[Records that describe figures]
**********

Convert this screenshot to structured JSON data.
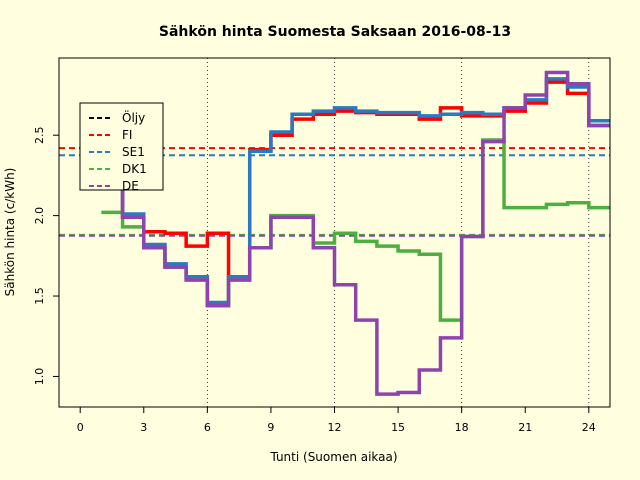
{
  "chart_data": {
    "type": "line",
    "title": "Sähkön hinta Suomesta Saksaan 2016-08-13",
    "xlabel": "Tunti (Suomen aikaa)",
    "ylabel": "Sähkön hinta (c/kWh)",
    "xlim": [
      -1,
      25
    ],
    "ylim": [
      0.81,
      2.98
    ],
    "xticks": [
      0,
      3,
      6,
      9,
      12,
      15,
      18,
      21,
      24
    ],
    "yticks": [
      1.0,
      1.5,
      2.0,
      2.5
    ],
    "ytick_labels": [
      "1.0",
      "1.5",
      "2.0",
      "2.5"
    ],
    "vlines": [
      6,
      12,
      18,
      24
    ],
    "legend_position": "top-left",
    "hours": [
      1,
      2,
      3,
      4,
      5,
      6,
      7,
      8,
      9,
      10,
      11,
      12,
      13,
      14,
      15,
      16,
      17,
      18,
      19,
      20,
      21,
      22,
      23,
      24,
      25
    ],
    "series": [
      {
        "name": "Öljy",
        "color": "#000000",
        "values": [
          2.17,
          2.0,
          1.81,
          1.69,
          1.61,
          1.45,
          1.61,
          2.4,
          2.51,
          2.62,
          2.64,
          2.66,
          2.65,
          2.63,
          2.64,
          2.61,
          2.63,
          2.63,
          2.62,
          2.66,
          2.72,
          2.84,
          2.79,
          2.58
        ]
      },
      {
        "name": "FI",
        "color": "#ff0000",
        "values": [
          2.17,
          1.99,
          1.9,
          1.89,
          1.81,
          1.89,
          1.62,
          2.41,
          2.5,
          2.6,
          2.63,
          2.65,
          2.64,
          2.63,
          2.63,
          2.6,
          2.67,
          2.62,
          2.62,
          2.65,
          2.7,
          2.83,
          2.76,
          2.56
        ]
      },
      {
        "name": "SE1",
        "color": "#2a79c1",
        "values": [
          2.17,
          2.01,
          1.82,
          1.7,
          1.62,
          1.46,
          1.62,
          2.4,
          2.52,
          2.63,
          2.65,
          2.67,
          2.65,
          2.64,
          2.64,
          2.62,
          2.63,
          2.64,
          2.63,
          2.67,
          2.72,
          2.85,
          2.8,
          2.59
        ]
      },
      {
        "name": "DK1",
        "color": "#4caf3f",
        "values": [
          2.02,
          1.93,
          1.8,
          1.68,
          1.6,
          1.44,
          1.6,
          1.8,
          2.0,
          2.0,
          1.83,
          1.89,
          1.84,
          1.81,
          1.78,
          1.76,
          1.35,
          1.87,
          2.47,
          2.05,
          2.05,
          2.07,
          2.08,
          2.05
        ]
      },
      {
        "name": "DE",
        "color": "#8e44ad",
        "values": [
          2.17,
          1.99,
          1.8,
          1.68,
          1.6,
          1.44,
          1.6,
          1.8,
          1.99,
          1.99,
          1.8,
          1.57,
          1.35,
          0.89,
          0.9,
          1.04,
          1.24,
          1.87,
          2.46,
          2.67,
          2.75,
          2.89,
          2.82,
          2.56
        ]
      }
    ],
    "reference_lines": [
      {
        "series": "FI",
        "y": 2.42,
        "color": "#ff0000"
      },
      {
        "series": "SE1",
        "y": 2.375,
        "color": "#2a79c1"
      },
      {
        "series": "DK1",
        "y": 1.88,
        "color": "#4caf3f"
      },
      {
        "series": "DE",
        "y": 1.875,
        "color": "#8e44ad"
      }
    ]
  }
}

**********

* Do this *
Each entry shown above must be quoted exactly, with its pictures left out.

* Output below *
Convert this screenshot to structured JSON data.
{
  "chart_data": {
    "type": "line",
    "title": "Sähkön hinta Suomesta Saksaan 2016-08-13",
    "xlabel": "Tunti (Suomen aikaa)",
    "ylabel": "Sähkön hinta (c/kWh)",
    "xlim": [
      -1,
      25
    ],
    "ylim": [
      0.81,
      2.98
    ],
    "xticks": [
      0,
      3,
      6,
      9,
      12,
      15,
      18,
      21,
      24
    ],
    "yticks": [
      1.0,
      1.5,
      2.0,
      2.5
    ],
    "ytick_labels": [
      "1.0",
      "1.5",
      "2.0",
      "2.5"
    ],
    "vlines": [
      6,
      12,
      18,
      24
    ],
    "legend_position": "top-left",
    "hours": [
      1,
      2,
      3,
      4,
      5,
      6,
      7,
      8,
      9,
      10,
      11,
      12,
      13,
      14,
      15,
      16,
      17,
      18,
      19,
      20,
      21,
      22,
      23,
      24,
      25
    ],
    "series": [
      {
        "name": "Öljy",
        "color": "#000000",
        "values": [
          2.17,
          2.0,
          1.81,
          1.69,
          1.61,
          1.45,
          1.61,
          2.4,
          2.51,
          2.62,
          2.64,
          2.66,
          2.65,
          2.63,
          2.64,
          2.61,
          2.63,
          2.63,
          2.62,
          2.66,
          2.72,
          2.84,
          2.79,
          2.58
        ]
      },
      {
        "name": "FI",
        "color": "#ff0000",
        "values": [
          2.17,
          1.99,
          1.9,
          1.89,
          1.81,
          1.89,
          1.62,
          2.41,
          2.5,
          2.6,
          2.63,
          2.65,
          2.64,
          2.63,
          2.63,
          2.6,
          2.67,
          2.62,
          2.62,
          2.65,
          2.7,
          2.83,
          2.76,
          2.56
        ]
      },
      {
        "name": "SE1",
        "color": "#2a79c1",
        "values": [
          2.17,
          2.01,
          1.82,
          1.7,
          1.62,
          1.46,
          1.62,
          2.4,
          2.52,
          2.63,
          2.65,
          2.67,
          2.65,
          2.64,
          2.64,
          2.62,
          2.63,
          2.64,
          2.63,
          2.67,
          2.72,
          2.85,
          2.8,
          2.59
        ]
      },
      {
        "name": "DK1",
        "color": "#4caf3f",
        "values": [
          2.02,
          1.93,
          1.8,
          1.68,
          1.6,
          1.44,
          1.6,
          1.8,
          2.0,
          2.0,
          1.83,
          1.89,
          1.84,
          1.81,
          1.78,
          1.76,
          1.35,
          1.87,
          2.47,
          2.05,
          2.05,
          2.07,
          2.08,
          2.05
        ]
      },
      {
        "name": "DE",
        "color": "#8e44ad",
        "values": [
          2.17,
          1.99,
          1.8,
          1.68,
          1.6,
          1.44,
          1.6,
          1.8,
          1.99,
          1.99,
          1.8,
          1.57,
          1.35,
          0.89,
          0.9,
          1.04,
          1.24,
          1.87,
          2.46,
          2.67,
          2.75,
          2.89,
          2.82,
          2.56
        ]
      }
    ],
    "reference_lines": [
      {
        "series": "FI",
        "y": 2.42,
        "color": "#ff0000"
      },
      {
        "series": "SE1",
        "y": 2.375,
        "color": "#2a79c1"
      },
      {
        "series": "DK1",
        "y": 1.88,
        "color": "#4caf3f"
      },
      {
        "series": "DE",
        "y": 1.875,
        "color": "#8e44ad"
      }
    ]
  }
}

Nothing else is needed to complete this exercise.